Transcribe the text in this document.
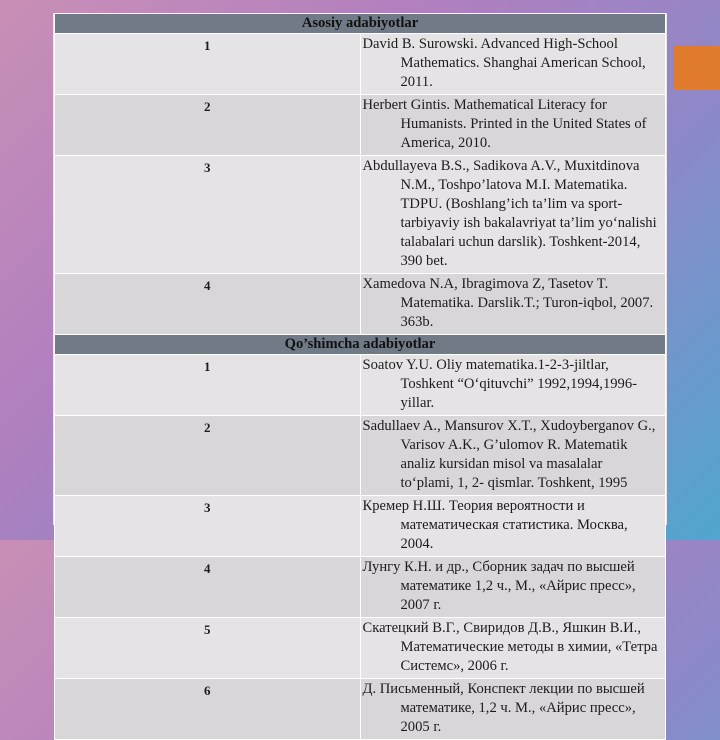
Asosiy adabiyotlar	
1	David B. Surowski. Advanced High-School Mathematics. Shanghai American School, 2011.

2	Herbert Gintis. Mathematical Literacy for Humanists. Printed in the United States of America, 2010.

3	Abdullayeva B.S., Sadikova A.V., Muxitdinova N.M., Toshpo’latova M.I. Matematika. TDPU. (Boshlang’ich ta’lim va sport-tarbiyaviy ish bakalavriyat ta’lim yo‘nalishi talabalari uchun darslik). Toshkent-2014, 390 bet.

4	Xamedova N.A, Ibragimova Z, Tasetov T. Matematika. Darslik.T.; Turon-iqbol, 2007. 363b.

Qo’shimcha adabiyotlar	
1	Soatov Y.U. Oliy matematika.1-2-3-jiltlar, Toshkent “O‘qituvchi” 1992,1994,1996-yillar.

2	Sadullaev A., Mansurov X.T., Xudoyberganov G., Varisov A.K., G’ulomov R. Matematik analiz kursidan misol va masalalar to‘plami, 1, 2- qismlar. Toshkent, 1995

3	Кремер Н.Ш. Теория вероятности и математическая статистика. Москва, 2004.

4	Лунгу К.Н. и др., Сборник задач по высшей математике 1,2 ч., М., «Айрис пресс», 2007 г.

5	Скатецкий В.Г., Свиридов Д.В., Яшкин В.И., Математические методы в химии, «Тетра Системс», 2006 г.

6	Д. Письменный, Конспект лекции по высшей математике, 1,2 ч. М., «Айрис пресс», 2005 г.
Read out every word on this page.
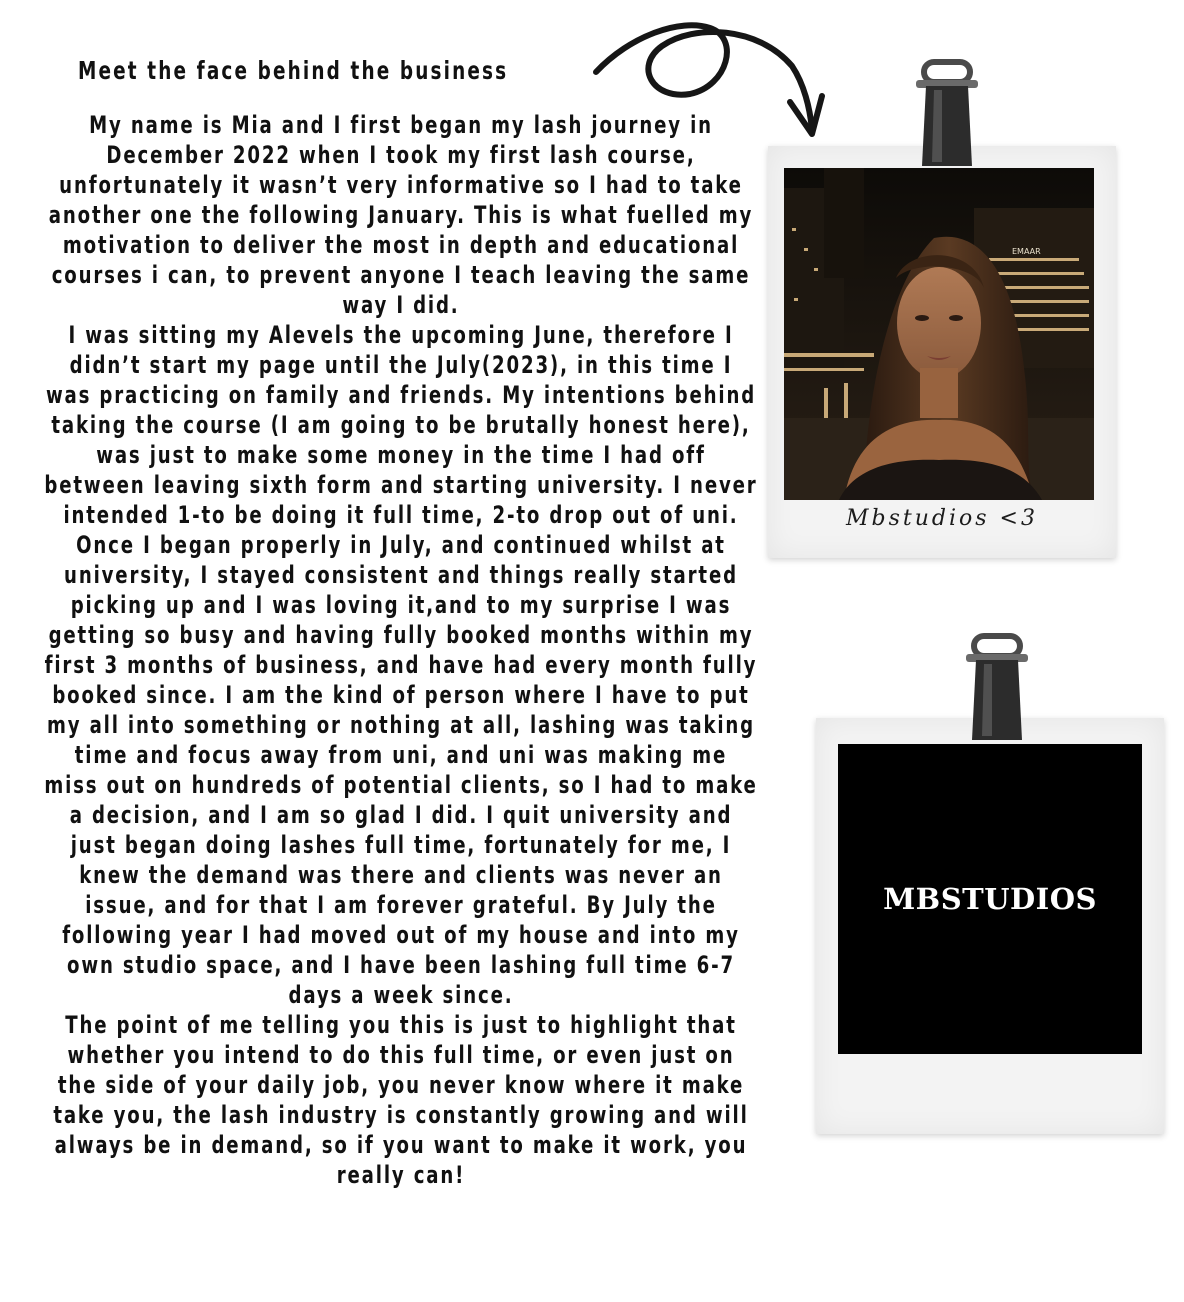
Meet the face behind the business

My name is Mia and I first began my lash journey in December 2022 when I took my first lash course, unfortunately it wasn’t very informative so I had to take another one the following January. This is what fuelled my motivation to deliver the most in depth and educational courses i can, to prevent anyone I teach leaving the same way I did.

I was sitting my Alevels the upcoming June, therefore I didn’t start my page until the July(2023), in this time I was practicing on family and friends. My intentions behind taking the course (I am going to be brutally honest here), was just to make some money in the time I had off between leaving sixth form and starting university. I never intended 1-to be doing it full time, 2-to drop out of uni. Once I began properly in July, and continued whilst at university, I stayed consistent and things really started picking up and I was loving it,and to my surprise I was getting so busy and having fully booked months within my first 3 months of business, and have had every month fully booked since. I am the kind of person where I have to put my all into something or nothing at all, lashing was taking time and focus away from uni, and uni was making me miss out on hundreds of potential clients, so I had to make a decision, and I am so glad I did. I quit university and just began doing lashes full time, fortunately for me, I knew the demand was there and clients was never an issue, and for that I am forever grateful. By July the following year I had moved out of my house and into my own studio space, and I have been lashing full time 6-7 days a week since.

The point of me telling you this is just to highlight that whether you intend to do this full time, or even just on the side of your daily job, you never know where it make take you, the lash industry is constantly growing and will always be in demand, so if you want to make it work, you really can!

EMAAR
Mbstudios <3
MBSTUDIOS
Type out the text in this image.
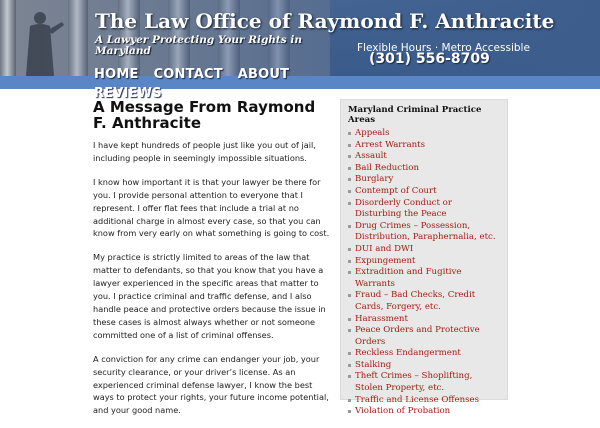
The Law Office of Raymond F. Anthracite

A Lawyer Protecting Your Rights in Maryland	Flexible Hours · Metro Accessible
(301) 556-8709
HOME CONTACT ABOUTREVIEWS
A Message From Raymond F. Anthracite

I have kept hundreds of people just like you out of jail, including people in seemingly impossible situations.

I know how important it is that your lawyer be there for you. I provide personal attention to everyone that I represent. I offer flat fees that include a trial at no additional charge in almost every case, so that you can know from very early on what something is going to cost.

My practice is strictly limited to areas of the law that matter to defendants, so that you know that you have a lawyer experienced in the specific areas that matter to you. I practice criminal and traffic defense, and I also handle peace and protective orders because the issue in these cases is almost always whether or not someone committed one of a list of criminal offenses.

A conviction for any crime can endanger your job, your security clearance, or your driver’s license. As an experienced criminal defense lawyer, I know the best ways to protect your rights, your future income potential, and your good name.

Maryland Criminal Practice Areas
Appeals
Arrest Warrants
Assault
Bail Reduction
Burglary
Contempt of Court
Disorderly Conduct or Disturbing the Peace
Drug Crimes – Possession, Distribution, Paraphernalia, etc.
DUI and DWI
Expungement
Extradition and Fugitive Warrants
Fraud – Bad Checks, Credit Cards, Forgery, etc.
Harassment
Peace Orders and Protective Orders
Reckless Endangerment
Stalking
Theft Crimes – Shoplifting, Stolen Property, etc.
Traffic and License Offenses
Violation of Probation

TASK DESCRIPTION. Drop the pictures and reproduce the rest of the entries above exactly.

TASK OUTPUT.
Transcribe the text in this document.
Asosiy adabiyotlar	
1	David B. Surowski. Advanced High-School Mathematics. Shanghai American School, 2011.

2	Herbert Gintis. Mathematical Literacy for Humanists. Printed in the United States of America, 2010.

3	Abdullayeva B.S., Sadikova A.V., Muxitdinova N.M., Toshpo’latova M.I. Matematika. TDPU. (Boshlang’ich ta’lim va sport-tarbiyaviy ish bakalavriyat ta’lim yo‘nalishi talabalari uchun darslik). Toshkent-2014, 390 bet.

4	Xamedova N.A, Ibragimova Z, Tasetov T. Matematika. Darslik.T.; Turon-iqbol, 2007. 363b.

Qo’shimcha adabiyotlar	
1	Soatov Y.U. Oliy matematika.1-2-3-jiltlar, Toshkent “O‘qituvchi” 1992,1994,1996-yillar.

2	Sadullaev A., Mansurov X.T., Xudoyberganov G., Varisov A.K., G’ulomov R. Matematik analiz kursidan misol va masalalar to‘plami, 1, 2- qismlar. Toshkent, 1995

3	Кремер Н.Ш. Теория вероятности и математическая статистика. Москва, 2004.

4	Лунгу К.Н. и др., Сборник задач по высшей математике 1,2 ч., М., «Айрис пресс», 2007 г.

5	Скатецкий В.Г., Свиридов Д.В., Яшкин В.И., Математические методы в химии, «Тетра Системс», 2006 г.

6	Д. Письменный, Конспект лекции по высшей математике, 1,2 ч. М., «Айрис пресс», 2005 г.
Read out every word on this page.
Meet the face behind the business

My name is Mia and I first began my lash journey in December 2022 when I took my first lash course, unfortunately it wasn’t very informative so I had to take another one the following January. This is what fuelled my motivation to deliver the most in depth and educational courses i can, to prevent anyone I teach leaving the same way I did.

I was sitting my Alevels the upcoming June, therefore I didn’t start my page until the July(2023), in this time I was practicing on family and friends. My intentions behind taking the course (I am going to be brutally honest here), was just to make some money in the time I had off between leaving sixth form and starting university. I never intended 1-to be doing it full time, 2-to drop out of uni. Once I began properly in July, and continued whilst at university, I stayed consistent and things really started picking up and I was loving it,and to my surprise I was getting so busy and having fully booked months within my first 3 months of business, and have had every month fully booked since. I am the kind of person where I have to put my all into something or nothing at all, lashing was taking time and focus away from uni, and uni was making me miss out on hundreds of potential clients, so I had to make a decision, and I am so glad I did. I quit university and just began doing lashes full time, fortunately for me, I knew the demand was there and clients was never an issue, and for that I am forever grateful. By July the following year I had moved out of my house and into my own studio space, and I have been lashing full time 6-7 days a week since.

The point of me telling you this is just to highlight that whether you intend to do this full time, or even just on the side of your daily job, you never know where it make take you, the lash industry is constantly growing and will always be in demand, so if you want to make it work, you really can!

EMAAR
Mbstudios <3
MBSTUDIOS
Type out the text in this image.
The Law Office of Raymond F. Anthracite

A Lawyer Protecting Your Rights in Maryland	Flexible Hours · Metro Accessible
(301) 556-8709
HOME CONTACT ABOUTREVIEWS
A Message From Raymond F. Anthracite

I have kept hundreds of people just like you out of jail, including people in seemingly impossible situations.

I know how important it is that your lawyer be there for you. I provide personal attention to everyone that I represent. I offer flat fees that include a trial at no additional charge in almost every case, so that you can know from very early on what something is going to cost.

My practice is strictly limited to areas of the law that matter to defendants, so that you know that you have a lawyer experienced in the specific areas that matter to you. I practice criminal and traffic defense, and I also handle peace and protective orders because the issue in these cases is almost always whether or not someone committed one of a list of criminal offenses.

A conviction for any crime can endanger your job, your security clearance, or your driver’s license. As an experienced criminal defense lawyer, I know the best ways to protect your rights, your future income potential, and your good name.

Maryland Criminal Practice Areas
Appeals
Arrest Warrants
Assault
Bail Reduction
Burglary
Contempt of Court
Disorderly Conduct or Disturbing the Peace
Drug Crimes – Possession, Distribution, Paraphernalia, etc.
DUI and DWI
Expungement
Extradition and Fugitive Warrants
Fraud – Bad Checks, Credit Cards, Forgery, etc.
Harassment
Peace Orders and Protective Orders
Reckless Endangerment
Stalking
Theft Crimes – Shoplifting, Stolen Property, etc.
Traffic and License Offenses
Violation of Probation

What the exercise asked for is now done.